Give the number of lines containing the word "screenshot", and nothing else.

Supplied material:
———
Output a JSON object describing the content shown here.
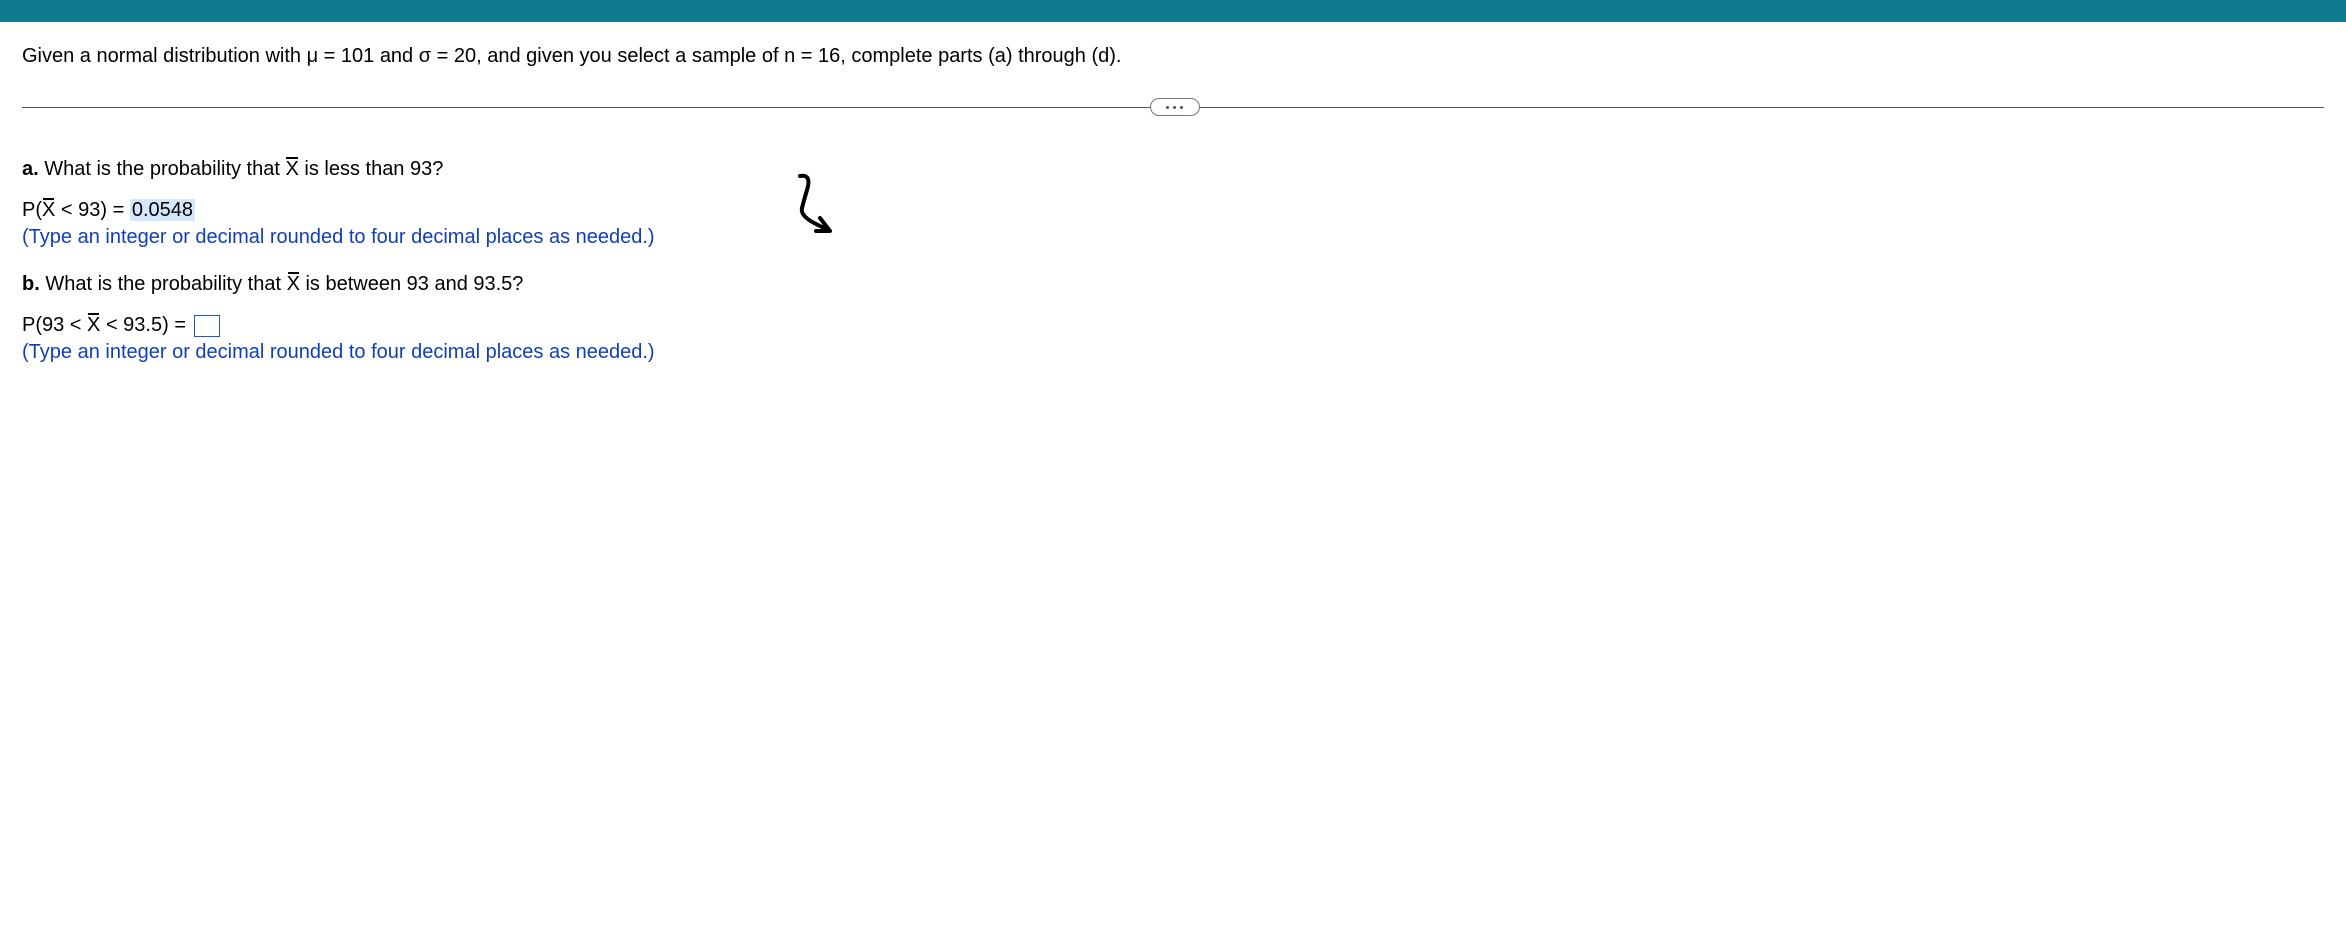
{
  "prompt": "Given a normal distribution with μ = 101 and σ = 20, and given you select a sample of n = 16, complete parts (a) through (d).",
  "partA": {
    "label": "a.",
    "question_pre": " What is the probability that ",
    "question_var": "X",
    "question_post": " is less than 93?",
    "answer_pre": "P(",
    "answer_var": "X",
    "answer_mid": " < 93) = ",
    "answer_val": "0.0548",
    "hint": "(Type an integer or decimal rounded to four decimal places as needed.)"
  },
  "partB": {
    "label": "b.",
    "question_pre": " What is the probability that ",
    "question_var": "X",
    "question_post": " is between 93 and 93.5?",
    "answer_pre": "P(93 < ",
    "answer_var": "X",
    "answer_mid": " < 93.5) = ",
    "hint": "(Type an integer or decimal rounded to four decimal places as needed.)"
  }
}
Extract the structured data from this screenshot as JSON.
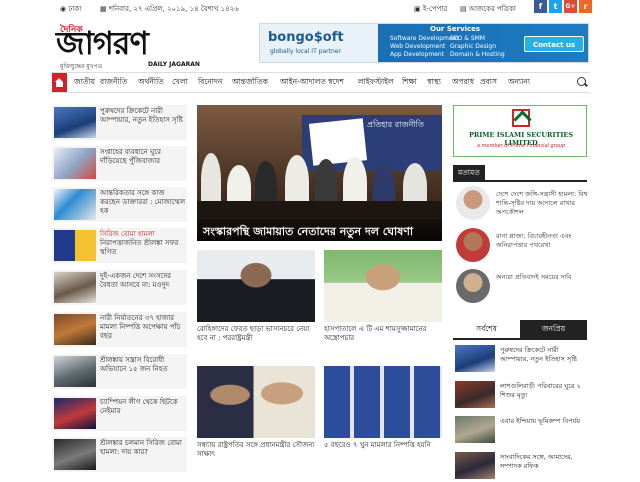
{
  "topbar": {
    "location": "ঢাকা",
    "date": "শনিবার, ২৭ এপ্রিল, ২০১৯, ১৪ বৈশাখ ১৪২৬",
    "epaper": "ই-পেপার",
    "today": "আজকের পত্রিকা",
    "social": [
      {
        "icon": "facebook-icon",
        "glyph": "f",
        "color": "#3b5998"
      },
      {
        "icon": "twitter-icon",
        "glyph": "t",
        "color": "#1da1f2"
      },
      {
        "icon": "googleplus-icon",
        "glyph": "G+",
        "color": "#dd4b39"
      },
      {
        "icon": "rss-icon",
        "glyph": "r",
        "color": "#f26522"
      }
    ]
  },
  "logo": {
    "small": "দৈনিক",
    "main": "জাগরণ",
    "tagline": "মুক্তিযুদ্ধের মুখপত্র",
    "english": "DAILY JAGARAN"
  },
  "ad": {
    "brand": "bongo$oft",
    "tagline": "globally local IT partner",
    "services_title": "Our Services",
    "col1": [
      "Software Development",
      "Web Development",
      "App Development"
    ],
    "col2": [
      "SEO & SMM",
      "Graphic Design",
      "Domain & Hosting"
    ],
    "cta": "Contact us"
  },
  "nav": {
    "items": [
      "জাতীয়",
      "রাজনীতি",
      "অর্থনীতি",
      "খেলা",
      "বিনোদন",
      "আন্তর্জাতিক",
      "আইন-আদালত",
      "স্বদেশ",
      "লাইফস্টাইল",
      "শিক্ষা",
      "স্বাস্থ্য",
      "অপরাধ",
      "প্রবাস",
      "অন্যান্য"
    ]
  },
  "left_news": [
    {
      "title": "পুরুষদের ক্রিকেটে নারী আম্পায়ার, নতুন ইতিহাস সৃষ্টি"
    },
    {
      "title": "সপ্তাহের ব্যবধানে ঘুরে দাঁড়িয়েছে পুঁজিবাজার"
    },
    {
      "title": "আন্তরিকতার সঙ্গে কাজ করছেন ডাক্তাররা : মোজাম্মেল হক"
    },
    {
      "tag": "সিরিজ বোমা হামলা",
      "title": "নিরাপত্তাজনিত শ্রীলঙ্কা সফর স্থগিত"
    },
    {
      "title": "দুই-একজন দেশে সংসদের বৈধতা আসবে না: মওদুদ"
    },
    {
      "title": "নারী নির্যাতনের ৩৭ হাজার মামলা নিষ্পত্তি অপেক্ষায় পাঁচ বছর"
    },
    {
      "title": "শ্রীলঙ্কায় সন্ত্রাস বিরোধী অভিযানে ১৫ জন নিহত"
    },
    {
      "title": "চ্যাম্পিয়ন লীগ থেকে ছিটকে নেইমার"
    },
    {
      "title": "শ্রীলঙ্কার চলমান সিরিজ বোমা হামলা: দায় কার?"
    }
  ],
  "hero": {
    "caption": "সংস্কারপন্থি জামায়াত নেতাদের নতুন দল ঘোষণা",
    "banner_text": "প্রতিহার রাজনীতি"
  },
  "center_news": [
    {
      "title": "রোহিঙ্গাদের ফেরত ছাড়া ভাসানচরে নেয়া হবে না : পররাষ্ট্রমন্ত্রী"
    },
    {
      "title": "হাসপাতালে এ টি এম শামসুজ্জামানের অস্ত্রোপচার"
    },
    {
      "title": "সন্ধ্যায় রাষ্ট্রপতির সঙ্গে প্রধানমন্ত্রীর সৌজন্য সাক্ষাৎ"
    },
    {
      "title": "৫ বছরেও ৭ খুন মামলার নিষ্পত্তি হয়নি"
    }
  ],
  "right_ad": {
    "name": "PRIME ISLAMI SECURITIES LIMITED",
    "sub": "a member of Prime Financial group"
  },
  "opinion": {
    "title": "মতামত",
    "items": [
      {
        "title": "দেশে দেশে জঙ্গি-সন্ত্রাসী হামলা: বিশ্ব শান্তি-সৃষ্টির দায় আদালে রাখার অপকৌশল"
      },
      {
        "title": "রানা প্লাজা: বিচারহীনতা এবং অনিরাপত্তার পথরেখা"
      },
      {
        "title": "অন্যরা প্রতিবাদই সময়ের দাবি"
      }
    ]
  },
  "tabs": {
    "latest": "সর্বশেষ",
    "popular": "জনপ্রিয়"
  },
  "latest_news": [
    {
      "title": "পুরুষদের ক্রিকেটে নারী আম্পায়ার, নতুন ইতিহাস সৃষ্টি"
    },
    {
      "title": "লাশগুলিবাড়ী পরিবারের ঘুরে ২ শিশুর মৃত্যু"
    },
    {
      "title": "এবার ইন্দিয়ায় ভূমিকম্প বিপর্যয়"
    },
    {
      "title": "সাংবাদিকের সঙ্গে, আমাদের, সম্পাদক রফিক"
    }
  ]
}
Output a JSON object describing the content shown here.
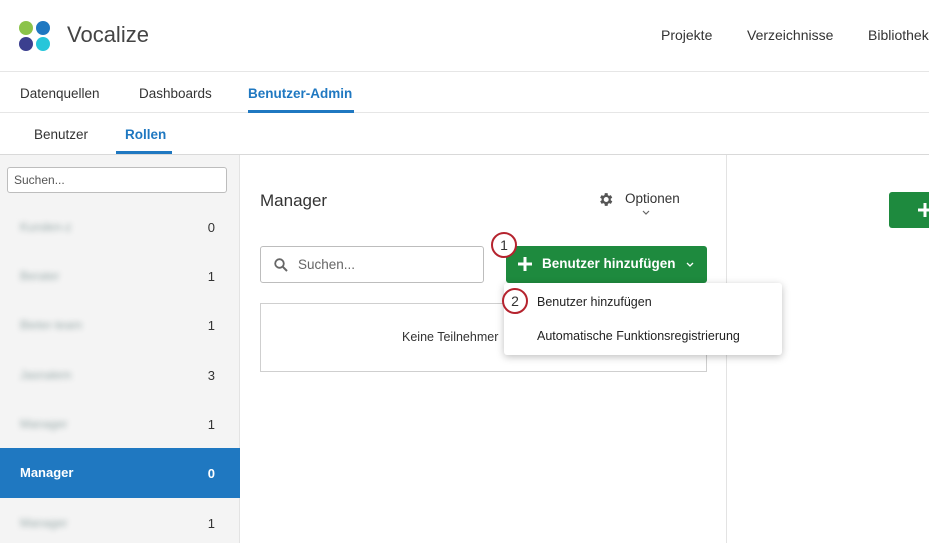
{
  "app": {
    "name": "Vocalize"
  },
  "topnav": [
    {
      "label": "Projekte"
    },
    {
      "label": "Verzeichnisse"
    },
    {
      "label": "Bibliothek"
    }
  ],
  "tabs": [
    {
      "label": "Datenquellen"
    },
    {
      "label": "Dashboards"
    },
    {
      "label": "Benutzer-Admin"
    }
  ],
  "subtabs": [
    {
      "label": "Benutzer"
    },
    {
      "label": "Rollen"
    }
  ],
  "sidebar": {
    "search_placeholder": "Suchen...",
    "roles": [
      {
        "name": "Kunden-z",
        "count": "0"
      },
      {
        "name": "Berater",
        "count": "1"
      },
      {
        "name": "Bieter-team",
        "count": "1"
      },
      {
        "name": "Jasnalem",
        "count": "3"
      },
      {
        "name": "Manager",
        "count": "1"
      },
      {
        "name": "Manager",
        "count": "0"
      },
      {
        "name": "Manager",
        "count": "1"
      }
    ]
  },
  "main": {
    "title": "Manager",
    "options_label": "Optionen",
    "search_placeholder": "Suchen...",
    "add_button_label": "Benutzer hinzufügen",
    "empty_text": "Keine Teilnehmer"
  },
  "dropdown": {
    "items": [
      {
        "label": "Benutzer hinzufügen"
      },
      {
        "label": "Automatische Funktionsregistrierung"
      }
    ]
  },
  "annotations": [
    {
      "number": "1"
    },
    {
      "number": "2"
    }
  ],
  "colors": {
    "accent": "#1f78c1",
    "green": "#1e8a3e",
    "annotation": "#b5232e",
    "logo": [
      "#8bc34a",
      "#1f78c1",
      "#3b3f8f",
      "#26c6da"
    ]
  }
}
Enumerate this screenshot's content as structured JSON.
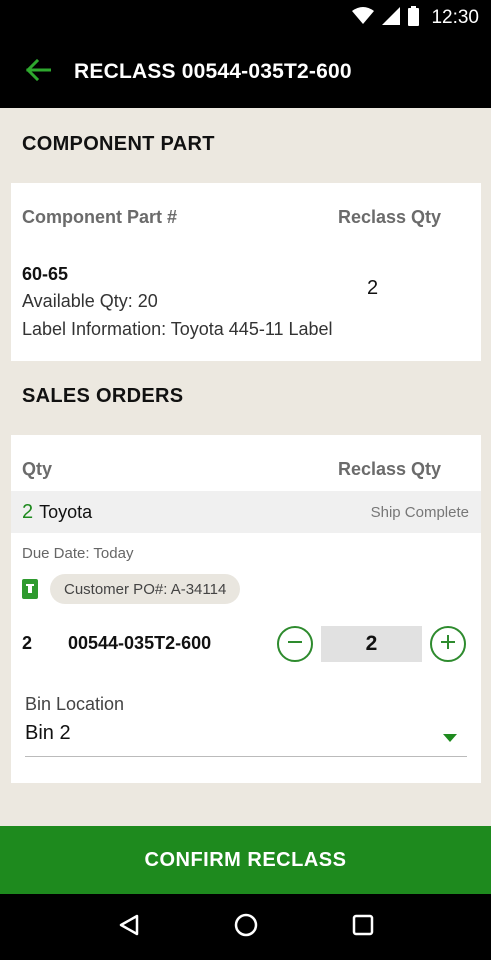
{
  "status_bar": {
    "time": "12:30"
  },
  "app_bar": {
    "title": "RECLASS 00544-035T2-600"
  },
  "component_section": {
    "title": "COMPONENT PART",
    "col_part": "Component Part #",
    "col_qty": "Reclass Qty",
    "part_number": "60-65",
    "available_qty": "Available Qty: 20",
    "label_info": "Label Information: Toyota 445-11 Label",
    "reclass_qty": "2"
  },
  "sales_section": {
    "title": "SALES ORDERS",
    "col_qty": "Qty",
    "col_reclass": "Reclass Qty",
    "order": {
      "qty": "2",
      "customer": "Toyota",
      "status": "Ship Complete",
      "due_date": "Due Date: Today",
      "customer_po": "Customer PO#: A-34114",
      "line_qty": "2",
      "line_part": "00544-035T2-600",
      "reclass_value": "2"
    },
    "bin": {
      "label": "Bin Location",
      "value": "Bin 2"
    }
  },
  "confirm_label": "CONFIRM RECLASS",
  "colors": {
    "accent_green": "#1E8A1E",
    "background": "#ECE8E0"
  },
  "icons": [
    "wifi-icon",
    "signal-icon",
    "battery-icon",
    "back-arrow-icon",
    "document-icon",
    "minus-icon",
    "plus-icon",
    "dropdown-icon",
    "nav-back-icon",
    "nav-home-icon",
    "nav-recents-icon"
  ]
}
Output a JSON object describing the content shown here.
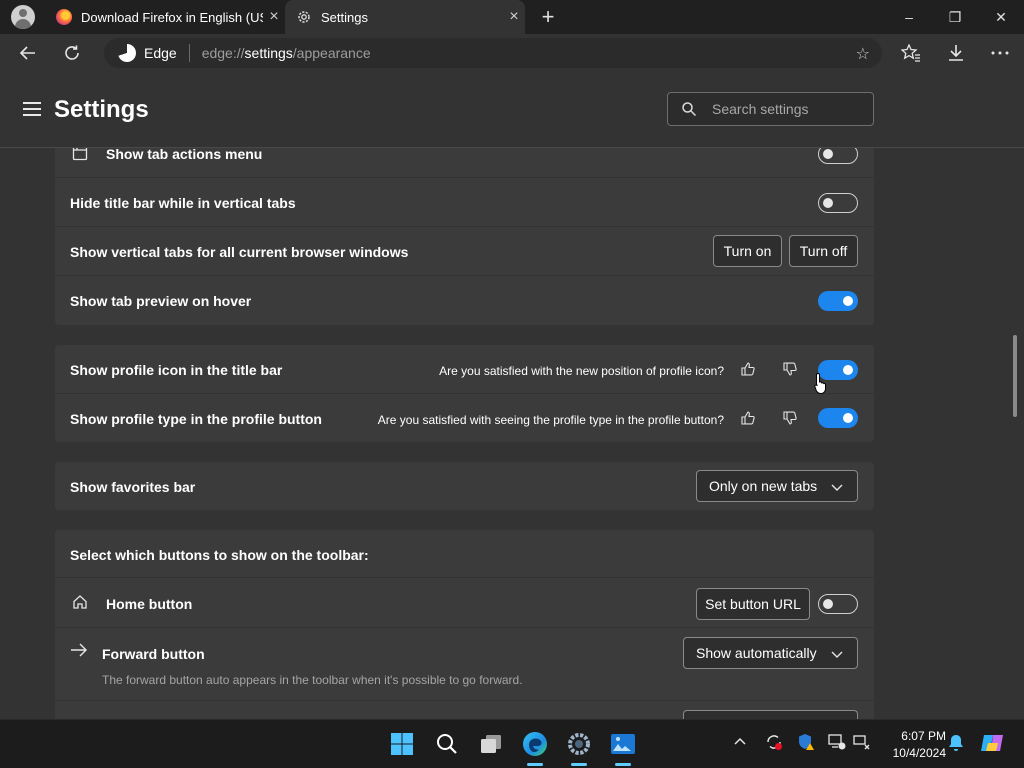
{
  "browser": {
    "tabs": [
      {
        "title": "Download Firefox in English (US)",
        "icon": "firefox-icon",
        "close": "×"
      },
      {
        "title": "Settings",
        "icon": "gear-icon",
        "close": "×"
      }
    ],
    "new_tab": "+",
    "window_controls": {
      "minimize": "–",
      "restore": "❐",
      "close": "✕"
    },
    "address": {
      "brand": "Edge",
      "url_prefix": "edge://",
      "url_host": "settings",
      "url_path": "/appearance"
    }
  },
  "settings": {
    "title": "Settings",
    "search_placeholder": "Search settings",
    "cards": {
      "tabs": {
        "rows": [
          {
            "label": "Show tab actions menu",
            "toggle": "off"
          },
          {
            "label": "Hide title bar while in vertical tabs",
            "toggle": "off"
          },
          {
            "label": "Show vertical tabs for all current browser windows",
            "button_on": "Turn on",
            "button_off": "Turn off"
          },
          {
            "label": "Show tab preview on hover",
            "toggle": "on"
          }
        ]
      },
      "profile": {
        "rows": [
          {
            "label": "Show profile icon in the title bar",
            "question": "Are you satisfied with the new position of profile icon?",
            "toggle": "on"
          },
          {
            "label": "Show profile type in the profile button",
            "question": "Are you satisfied with seeing the profile type in the profile button?",
            "toggle": "on"
          }
        ]
      },
      "favorites": {
        "label": "Show favorites bar",
        "selected": "Only on new tabs"
      },
      "toolbar_buttons": {
        "heading": "Select which buttons to show on the toolbar:",
        "home": {
          "label": "Home button",
          "button": "Set button URL",
          "toggle": "off"
        },
        "forward": {
          "label": "Forward button",
          "selected": "Show automatically",
          "description": "The forward button auto appears in the toolbar when it's possible to go forward."
        }
      }
    }
  },
  "taskbar": {
    "clock_time": "6:07 PM",
    "clock_date": "10/4/2024",
    "apps": [
      "windows-start-icon",
      "search-icon",
      "task-view-icon",
      "edge-icon",
      "settings-icon",
      "photos-icon"
    ]
  },
  "colors": {
    "accent": "#1c86ee",
    "background": "#333333",
    "card": "#3b3b3b",
    "tabstrip": "#202020"
  }
}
———
Exercise result: 2